__Requirement__.
Each record below must be returned exactly as shown.

__Dataset content__.
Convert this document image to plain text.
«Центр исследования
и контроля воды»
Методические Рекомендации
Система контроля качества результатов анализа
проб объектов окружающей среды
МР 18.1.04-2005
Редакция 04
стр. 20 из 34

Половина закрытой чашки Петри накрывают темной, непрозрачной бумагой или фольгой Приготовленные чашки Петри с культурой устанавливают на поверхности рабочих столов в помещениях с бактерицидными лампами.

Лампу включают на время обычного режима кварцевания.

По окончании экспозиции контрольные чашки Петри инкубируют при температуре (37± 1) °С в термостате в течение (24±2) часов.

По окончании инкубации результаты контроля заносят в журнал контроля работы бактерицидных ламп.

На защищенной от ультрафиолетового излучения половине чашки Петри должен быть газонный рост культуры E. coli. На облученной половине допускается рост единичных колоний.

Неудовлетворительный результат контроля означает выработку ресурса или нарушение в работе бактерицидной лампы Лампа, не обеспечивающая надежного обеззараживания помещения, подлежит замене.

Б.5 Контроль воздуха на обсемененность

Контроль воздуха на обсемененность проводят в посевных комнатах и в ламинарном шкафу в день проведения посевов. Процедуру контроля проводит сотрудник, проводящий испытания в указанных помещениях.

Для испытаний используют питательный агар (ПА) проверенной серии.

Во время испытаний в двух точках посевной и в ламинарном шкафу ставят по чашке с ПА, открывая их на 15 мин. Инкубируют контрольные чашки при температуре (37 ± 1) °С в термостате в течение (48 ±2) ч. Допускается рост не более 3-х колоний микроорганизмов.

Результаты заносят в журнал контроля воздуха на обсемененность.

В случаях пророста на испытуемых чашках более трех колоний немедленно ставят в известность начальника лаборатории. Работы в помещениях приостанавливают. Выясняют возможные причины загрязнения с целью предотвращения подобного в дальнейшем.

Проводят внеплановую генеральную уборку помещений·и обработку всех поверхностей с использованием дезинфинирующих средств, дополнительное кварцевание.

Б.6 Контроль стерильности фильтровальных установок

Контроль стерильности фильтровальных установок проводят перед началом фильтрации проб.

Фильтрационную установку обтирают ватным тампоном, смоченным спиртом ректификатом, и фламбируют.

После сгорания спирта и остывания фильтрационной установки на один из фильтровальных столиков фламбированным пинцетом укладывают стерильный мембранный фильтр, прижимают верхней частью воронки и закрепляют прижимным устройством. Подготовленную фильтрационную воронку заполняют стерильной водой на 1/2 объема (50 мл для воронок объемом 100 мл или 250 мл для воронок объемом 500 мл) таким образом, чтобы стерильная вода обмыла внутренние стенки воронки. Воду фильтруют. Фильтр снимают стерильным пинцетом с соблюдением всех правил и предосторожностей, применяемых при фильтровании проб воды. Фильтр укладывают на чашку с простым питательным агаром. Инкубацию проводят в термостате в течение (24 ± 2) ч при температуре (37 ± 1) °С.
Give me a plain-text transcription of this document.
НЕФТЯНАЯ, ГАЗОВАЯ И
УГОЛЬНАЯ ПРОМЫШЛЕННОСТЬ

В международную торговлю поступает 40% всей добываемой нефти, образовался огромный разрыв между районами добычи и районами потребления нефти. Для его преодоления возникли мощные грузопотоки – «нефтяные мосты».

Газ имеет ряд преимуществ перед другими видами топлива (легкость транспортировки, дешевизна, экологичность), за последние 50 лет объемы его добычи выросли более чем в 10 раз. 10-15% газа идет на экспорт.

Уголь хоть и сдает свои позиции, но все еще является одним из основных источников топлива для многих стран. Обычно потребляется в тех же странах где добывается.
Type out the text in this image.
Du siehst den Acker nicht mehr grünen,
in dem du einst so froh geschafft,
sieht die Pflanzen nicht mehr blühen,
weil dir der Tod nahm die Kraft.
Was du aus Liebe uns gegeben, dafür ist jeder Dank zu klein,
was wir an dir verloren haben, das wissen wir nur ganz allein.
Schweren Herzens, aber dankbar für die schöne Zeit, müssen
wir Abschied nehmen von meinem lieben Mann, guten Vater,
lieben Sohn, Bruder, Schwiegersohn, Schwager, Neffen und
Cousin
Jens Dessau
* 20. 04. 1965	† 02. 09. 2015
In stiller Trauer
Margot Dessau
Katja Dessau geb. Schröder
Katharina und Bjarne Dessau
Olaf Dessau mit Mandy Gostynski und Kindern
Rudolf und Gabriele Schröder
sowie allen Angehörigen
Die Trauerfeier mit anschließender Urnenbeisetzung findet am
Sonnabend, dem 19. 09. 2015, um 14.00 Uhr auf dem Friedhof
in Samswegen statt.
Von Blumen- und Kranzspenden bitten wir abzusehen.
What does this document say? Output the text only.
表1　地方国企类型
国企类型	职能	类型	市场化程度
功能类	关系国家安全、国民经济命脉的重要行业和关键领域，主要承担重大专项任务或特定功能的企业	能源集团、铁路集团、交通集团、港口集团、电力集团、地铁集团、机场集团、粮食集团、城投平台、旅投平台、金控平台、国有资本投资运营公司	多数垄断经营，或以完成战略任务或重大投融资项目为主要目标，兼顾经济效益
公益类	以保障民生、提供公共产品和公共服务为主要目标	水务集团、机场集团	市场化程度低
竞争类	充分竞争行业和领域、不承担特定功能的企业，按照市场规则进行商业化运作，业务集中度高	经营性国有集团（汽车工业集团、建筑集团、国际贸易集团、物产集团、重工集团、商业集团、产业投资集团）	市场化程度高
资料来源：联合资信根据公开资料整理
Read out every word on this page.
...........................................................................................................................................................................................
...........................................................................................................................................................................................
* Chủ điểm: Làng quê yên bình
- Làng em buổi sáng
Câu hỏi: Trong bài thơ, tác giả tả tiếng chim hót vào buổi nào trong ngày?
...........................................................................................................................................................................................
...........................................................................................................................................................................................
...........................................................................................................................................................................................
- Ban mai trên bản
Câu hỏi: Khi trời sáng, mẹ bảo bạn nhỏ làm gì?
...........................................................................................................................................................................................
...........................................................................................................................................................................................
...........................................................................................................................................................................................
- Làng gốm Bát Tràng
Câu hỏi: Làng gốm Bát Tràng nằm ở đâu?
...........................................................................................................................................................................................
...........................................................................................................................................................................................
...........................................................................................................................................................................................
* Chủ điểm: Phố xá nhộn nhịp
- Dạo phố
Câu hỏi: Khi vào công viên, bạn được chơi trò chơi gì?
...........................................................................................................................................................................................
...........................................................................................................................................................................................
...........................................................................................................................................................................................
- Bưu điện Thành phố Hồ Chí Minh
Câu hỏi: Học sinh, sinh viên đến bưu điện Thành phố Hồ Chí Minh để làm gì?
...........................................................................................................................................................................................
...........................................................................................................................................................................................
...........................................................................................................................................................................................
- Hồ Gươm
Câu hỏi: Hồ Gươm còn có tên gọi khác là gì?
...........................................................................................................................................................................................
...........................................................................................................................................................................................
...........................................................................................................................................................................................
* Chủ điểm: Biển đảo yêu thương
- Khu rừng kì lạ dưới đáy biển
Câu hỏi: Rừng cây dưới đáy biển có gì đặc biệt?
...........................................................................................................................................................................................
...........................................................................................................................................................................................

__Task solution__.
Convert this document image to plain text.
«Центр исследования
и контроля воды»
Методические Рекомендации
Система контроля качества результатов анализа
проб объектов окружающей среды
МР 18.1.04-2005
Редакция 04
стр. 20 из 34

Половина закрытой чашки Петри накрывают темной, непрозрачной бумагой или фольгой Приготовленные чашки Петри с культурой устанавливают на поверхности рабочих столов в помещениях с бактерицидными лампами.

Лампу включают на время обычного режима кварцевания.

По окончании экспозиции контрольные чашки Петри инкубируют при температуре (37± 1) °С в термостате в течение (24±2) часов.

По окончании инкубации результаты контроля заносят в журнал контроля работы бактерицидных ламп.

На защищенной от ультрафиолетового излучения половине чашки Петри должен быть газонный рост культуры E. coli. На облученной половине допускается рост единичных колоний.

Неудовлетворительный результат контроля означает выработку ресурса или нарушение в работе бактерицидной лампы Лампа, не обеспечивающая надежного обеззараживания помещения, подлежит замене.

Б.5 Контроль воздуха на обсемененность

Контроль воздуха на обсемененность проводят в посевных комнатах и в ламинарном шкафу в день проведения посевов. Процедуру контроля проводит сотрудник, проводящий испытания в указанных помещениях.

Для испытаний используют питательный агар (ПА) проверенной серии.

Во время испытаний в двух точках посевной и в ламинарном шкафу ставят по чашке с ПА, открывая их на 15 мин. Инкубируют контрольные чашки при температуре (37 ± 1) °С в термостате в течение (48 ±2) ч. Допускается рост не более 3-х колоний микроорганизмов.

Результаты заносят в журнал контроля воздуха на обсемененность.

В случаях пророста на испытуемых чашках более трех колоний немедленно ставят в известность начальника лаборатории. Работы в помещениях приостанавливают. Выясняют возможные причины загрязнения с целью предотвращения подобного в дальнейшем.

Проводят внеплановую генеральную уборку помещений·и обработку всех поверхностей с использованием дезинфинирующих средств, дополнительное кварцевание.

Б.6 Контроль стерильности фильтровальных установок

Контроль стерильности фильтровальных установок проводят перед началом фильтрации проб.

Фильтрационную установку обтирают ватным тампоном, смоченным спиртом ректификатом, и фламбируют.

После сгорания спирта и остывания фильтрационной установки на один из фильтровальных столиков фламбированным пинцетом укладывают стерильный мембранный фильтр, прижимают верхней частью воронки и закрепляют прижимным устройством. Подготовленную фильтрационную воронку заполняют стерильной водой на 1/2 объема (50 мл для воронок объемом 100 мл или 250 мл для воронок объемом 500 мл) таким образом, чтобы стерильная вода обмыла внутренние стенки воронки. Воду фильтруют. Фильтр снимают стерильным пинцетом с соблюдением всех правил и предосторожностей, применяемых при фильтровании проб воды. Фильтр укладывают на чашку с простым питательным агаром. Инкубацию проводят в термостате в течение (24 ± 2) ч при температуре (37 ± 1) °С.
Give me a plain-text transcription of this document.
НЕФТЯНАЯ, ГАЗОВАЯ И
УГОЛЬНАЯ ПРОМЫШЛЕННОСТЬ

В международную торговлю поступает 40% всей добываемой нефти, образовался огромный разрыв между районами добычи и районами потребления нефти. Для его преодоления возникли мощные грузопотоки – «нефтяные мосты».

Газ имеет ряд преимуществ перед другими видами топлива (легкость транспортировки, дешевизна, экологичность), за последние 50 лет объемы его добычи выросли более чем в 10 раз. 10-15% газа идет на экспорт.

Уголь хоть и сдает свои позиции, но все еще является одним из основных источников топлива для многих стран. Обычно потребляется в тех же странах где добывается.
Type out the text in this image.
Du siehst den Acker nicht mehr grünen,
in dem du einst so froh geschafft,
sieht die Pflanzen nicht mehr blühen,
weil dir der Tod nahm die Kraft.
Was du aus Liebe uns gegeben, dafür ist jeder Dank zu klein,
was wir an dir verloren haben, das wissen wir nur ganz allein.
Schweren Herzens, aber dankbar für die schöne Zeit, müssen
wir Abschied nehmen von meinem lieben Mann, guten Vater,
lieben Sohn, Bruder, Schwiegersohn, Schwager, Neffen und
Cousin
Jens Dessau
* 20. 04. 1965	† 02. 09. 2015
In stiller Trauer
Margot Dessau
Katja Dessau geb. Schröder
Katharina und Bjarne Dessau
Olaf Dessau mit Mandy Gostynski und Kindern
Rudolf und Gabriele Schröder
sowie allen Angehörigen
Die Trauerfeier mit anschließender Urnenbeisetzung findet am
Sonnabend, dem 19. 09. 2015, um 14.00 Uhr auf dem Friedhof
in Samswegen statt.
Von Blumen- und Kranzspenden bitten wir abzusehen.
What does this document say? Output the text only.
表1　地方国企类型
国企类型	职能	类型	市场化程度
功能类	关系国家安全、国民经济命脉的重要行业和关键领域，主要承担重大专项任务或特定功能的企业	能源集团、铁路集团、交通集团、港口集团、电力集团、地铁集团、机场集团、粮食集团、城投平台、旅投平台、金控平台、国有资本投资运营公司	多数垄断经营，或以完成战略任务或重大投融资项目为主要目标，兼顾经济效益
公益类	以保障民生、提供公共产品和公共服务为主要目标	水务集团、机场集团	市场化程度低
竞争类	充分竞争行业和领域、不承担特定功能的企业，按照市场规则进行商业化运作，业务集中度高	经营性国有集团（汽车工业集团、建筑集团、国际贸易集团、物产集团、重工集团、商业集团、产业投资集团）	市场化程度高
资料来源：联合资信根据公开资料整理
Read out every word on this page.
...........................................................................................................................................................................................
...........................................................................................................................................................................................
* Chủ điểm: Làng quê yên bình
- Làng em buổi sáng
Câu hỏi: Trong bài thơ, tác giả tả tiếng chim hót vào buổi nào trong ngày?
...........................................................................................................................................................................................
...........................................................................................................................................................................................
...........................................................................................................................................................................................
- Ban mai trên bản
Câu hỏi: Khi trời sáng, mẹ bảo bạn nhỏ làm gì?
...........................................................................................................................................................................................
...........................................................................................................................................................................................
...........................................................................................................................................................................................
- Làng gốm Bát Tràng
Câu hỏi: Làng gốm Bát Tràng nằm ở đâu?
...........................................................................................................................................................................................
...........................................................................................................................................................................................
...........................................................................................................................................................................................
* Chủ điểm: Phố xá nhộn nhịp
- Dạo phố
Câu hỏi: Khi vào công viên, bạn được chơi trò chơi gì?
...........................................................................................................................................................................................
...........................................................................................................................................................................................
...........................................................................................................................................................................................
- Bưu điện Thành phố Hồ Chí Minh
Câu hỏi: Học sinh, sinh viên đến bưu điện Thành phố Hồ Chí Minh để làm gì?
...........................................................................................................................................................................................
...........................................................................................................................................................................................
...........................................................................................................................................................................................
- Hồ Gươm
Câu hỏi: Hồ Gươm còn có tên gọi khác là gì?
...........................................................................................................................................................................................
...........................................................................................................................................................................................
...........................................................................................................................................................................................
* Chủ điểm: Biển đảo yêu thương
- Khu rừng kì lạ dưới đáy biển
Câu hỏi: Rừng cây dưới đáy biển có gì đặc biệt?
...........................................................................................................................................................................................
...........................................................................................................................................................................................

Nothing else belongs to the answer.